◆ **DATA IN THIS EXERCISE**

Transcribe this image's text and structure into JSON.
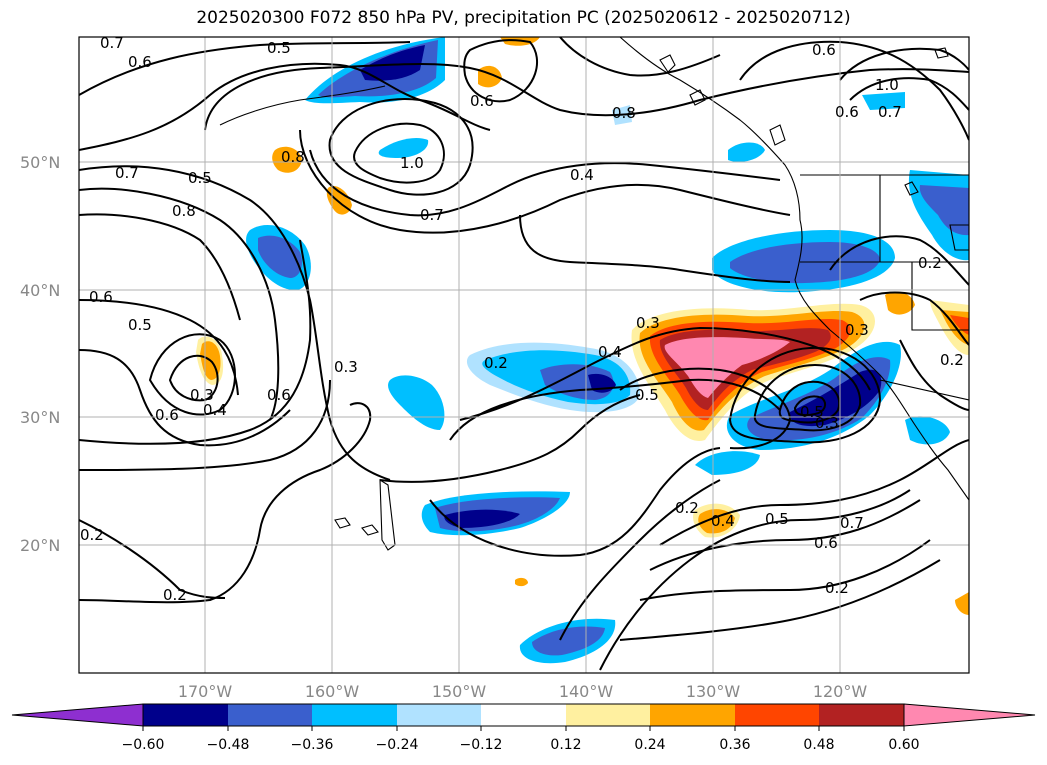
{
  "title": "2025020300 F072 850 hPa PV, precipitation PC (2025020612 - 2025020712)",
  "lat_labels": [
    "50°N",
    "40°N",
    "30°N",
    "20°N"
  ],
  "lon_labels": [
    "170°W",
    "160°W",
    "150°W",
    "140°W",
    "130°W",
    "120°W"
  ],
  "colorbar": {
    "ticks": [
      "−0.60",
      "−0.48",
      "−0.36",
      "−0.24",
      "−0.12",
      "0.12",
      "0.24",
      "0.36",
      "0.48",
      "0.60"
    ],
    "colors": [
      "#8e2fd0",
      "#00008b",
      "#3a5fcd",
      "#00bfff",
      "#b0e2ff",
      "#ffffff",
      "#fff0a0",
      "#ffa500",
      "#ff4500",
      "#b22222",
      "#ff88b0"
    ]
  },
  "shade_colors": {
    "dark_blue": "#00008b",
    "blue": "#3a5fcd",
    "sky": "#00bfff",
    "light_blue": "#b0e2ff",
    "yellow": "#fff0a0",
    "orange": "#ffa500",
    "red_orange": "#ff4500",
    "dark_red": "#b22222",
    "pink": "#ff88b0"
  },
  "contour_labels": [
    "0.7",
    "0.5",
    "0.6",
    "0.6",
    "0.8",
    "0.6",
    "1.0",
    "0.6",
    "0.7",
    "0.5",
    "0.7",
    "0.8",
    "0.8",
    "1.0",
    "0.4",
    "0.7",
    "0.6",
    "0.5",
    "0.3",
    "0.4",
    "0.2",
    "0.6",
    "0.6",
    "0.3",
    "0.4",
    "0.3",
    "0.5",
    "0.3",
    "0.5",
    "0.3",
    "0.2",
    "0.2",
    "0.4",
    "0.5",
    "0.7",
    "0.6",
    "0.2",
    "0.2",
    "0.2",
    "0.2"
  ]
}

◆ **PROBLEM DETAILS**
Skip the images and write out the rest of the listing exactly.

◆ **CORRECT ANSWER**
Transcribe this image's text and structure into JSON.
{
  "title": "2025020300 F072 850 hPa PV, precipitation PC (2025020612 - 2025020712)",
  "lat_labels": [
    "50°N",
    "40°N",
    "30°N",
    "20°N"
  ],
  "lon_labels": [
    "170°W",
    "160°W",
    "150°W",
    "140°W",
    "130°W",
    "120°W"
  ],
  "colorbar": {
    "ticks": [
      "−0.60",
      "−0.48",
      "−0.36",
      "−0.24",
      "−0.12",
      "0.12",
      "0.24",
      "0.36",
      "0.48",
      "0.60"
    ],
    "colors": [
      "#8e2fd0",
      "#00008b",
      "#3a5fcd",
      "#00bfff",
      "#b0e2ff",
      "#ffffff",
      "#fff0a0",
      "#ffa500",
      "#ff4500",
      "#b22222",
      "#ff88b0"
    ]
  },
  "shade_colors": {
    "dark_blue": "#00008b",
    "blue": "#3a5fcd",
    "sky": "#00bfff",
    "light_blue": "#b0e2ff",
    "yellow": "#fff0a0",
    "orange": "#ffa500",
    "red_orange": "#ff4500",
    "dark_red": "#b22222",
    "pink": "#ff88b0"
  },
  "contour_labels": [
    "0.7",
    "0.5",
    "0.6",
    "0.6",
    "0.8",
    "0.6",
    "1.0",
    "0.6",
    "0.7",
    "0.5",
    "0.7",
    "0.8",
    "0.8",
    "1.0",
    "0.4",
    "0.7",
    "0.6",
    "0.5",
    "0.3",
    "0.4",
    "0.2",
    "0.6",
    "0.6",
    "0.3",
    "0.4",
    "0.3",
    "0.5",
    "0.3",
    "0.5",
    "0.3",
    "0.2",
    "0.2",
    "0.4",
    "0.5",
    "0.7",
    "0.6",
    "0.2",
    "0.2",
    "0.2",
    "0.2"
  ]
}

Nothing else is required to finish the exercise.